[Work to do] Please return each line below that contains the string "labels". Matching is case-sensitive.

[Bounding box entries]
★ ★ ★ ★ ★

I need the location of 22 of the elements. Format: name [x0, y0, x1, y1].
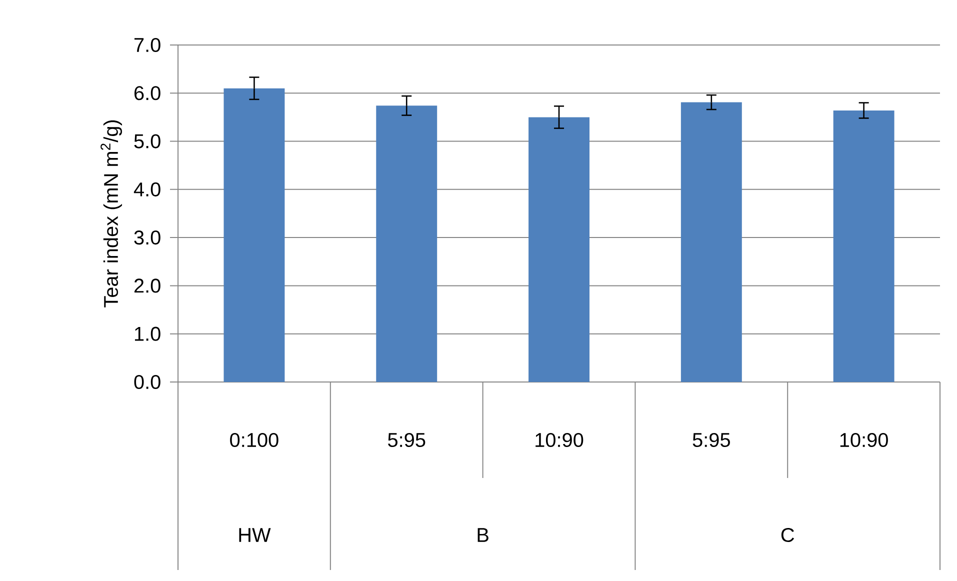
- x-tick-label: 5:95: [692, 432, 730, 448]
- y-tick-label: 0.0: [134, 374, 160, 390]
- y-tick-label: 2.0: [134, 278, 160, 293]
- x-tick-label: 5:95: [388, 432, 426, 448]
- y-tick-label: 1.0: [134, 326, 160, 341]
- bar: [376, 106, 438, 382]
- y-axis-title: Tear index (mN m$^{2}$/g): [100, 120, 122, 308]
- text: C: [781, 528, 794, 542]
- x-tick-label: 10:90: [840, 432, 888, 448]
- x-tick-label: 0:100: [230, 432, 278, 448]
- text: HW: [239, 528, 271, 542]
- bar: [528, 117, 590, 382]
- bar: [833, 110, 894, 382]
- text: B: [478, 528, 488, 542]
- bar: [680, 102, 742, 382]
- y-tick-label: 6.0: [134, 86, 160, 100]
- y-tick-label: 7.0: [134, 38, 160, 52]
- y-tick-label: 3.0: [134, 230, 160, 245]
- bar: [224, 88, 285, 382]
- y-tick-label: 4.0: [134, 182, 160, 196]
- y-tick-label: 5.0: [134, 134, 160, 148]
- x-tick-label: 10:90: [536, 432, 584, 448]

★ ★ ★ ★ ★

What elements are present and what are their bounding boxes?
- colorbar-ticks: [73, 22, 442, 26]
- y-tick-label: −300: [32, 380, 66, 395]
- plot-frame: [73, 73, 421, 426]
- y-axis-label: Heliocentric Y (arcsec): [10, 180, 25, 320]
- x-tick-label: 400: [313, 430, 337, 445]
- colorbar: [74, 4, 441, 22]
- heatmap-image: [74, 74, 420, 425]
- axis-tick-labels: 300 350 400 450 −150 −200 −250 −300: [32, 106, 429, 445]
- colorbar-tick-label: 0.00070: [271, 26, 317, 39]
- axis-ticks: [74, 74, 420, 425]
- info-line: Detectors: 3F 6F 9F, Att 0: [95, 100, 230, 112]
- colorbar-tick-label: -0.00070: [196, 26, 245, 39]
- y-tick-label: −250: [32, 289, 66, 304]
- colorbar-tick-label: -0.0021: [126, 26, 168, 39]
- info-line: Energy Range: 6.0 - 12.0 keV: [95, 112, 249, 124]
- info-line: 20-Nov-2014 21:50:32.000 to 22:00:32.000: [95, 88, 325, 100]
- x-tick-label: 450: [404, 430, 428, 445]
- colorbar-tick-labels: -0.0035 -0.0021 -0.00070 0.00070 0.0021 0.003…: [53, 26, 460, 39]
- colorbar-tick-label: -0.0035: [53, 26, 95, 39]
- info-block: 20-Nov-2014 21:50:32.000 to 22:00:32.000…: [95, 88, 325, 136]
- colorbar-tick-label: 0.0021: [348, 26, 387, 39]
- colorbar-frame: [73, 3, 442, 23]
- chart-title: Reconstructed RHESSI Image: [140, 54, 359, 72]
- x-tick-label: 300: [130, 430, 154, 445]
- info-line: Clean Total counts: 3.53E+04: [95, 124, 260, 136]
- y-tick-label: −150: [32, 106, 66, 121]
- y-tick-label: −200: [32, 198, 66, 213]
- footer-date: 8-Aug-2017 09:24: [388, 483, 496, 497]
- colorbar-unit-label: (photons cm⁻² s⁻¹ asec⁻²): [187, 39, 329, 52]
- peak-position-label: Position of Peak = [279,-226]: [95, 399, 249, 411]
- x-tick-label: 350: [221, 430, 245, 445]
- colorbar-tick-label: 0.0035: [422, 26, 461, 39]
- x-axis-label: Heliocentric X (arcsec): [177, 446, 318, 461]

★ ★ ★ ★ ★

[Result]
- axis-tick-labels: 300 350 400 450 −150 −200 −250 −300: [32, 106, 429, 445]
- colorbar-tick-labels: -0.0035 -0.0021 -0.00070 0.00070 0.0021 0.003…: [53, 26, 460, 39]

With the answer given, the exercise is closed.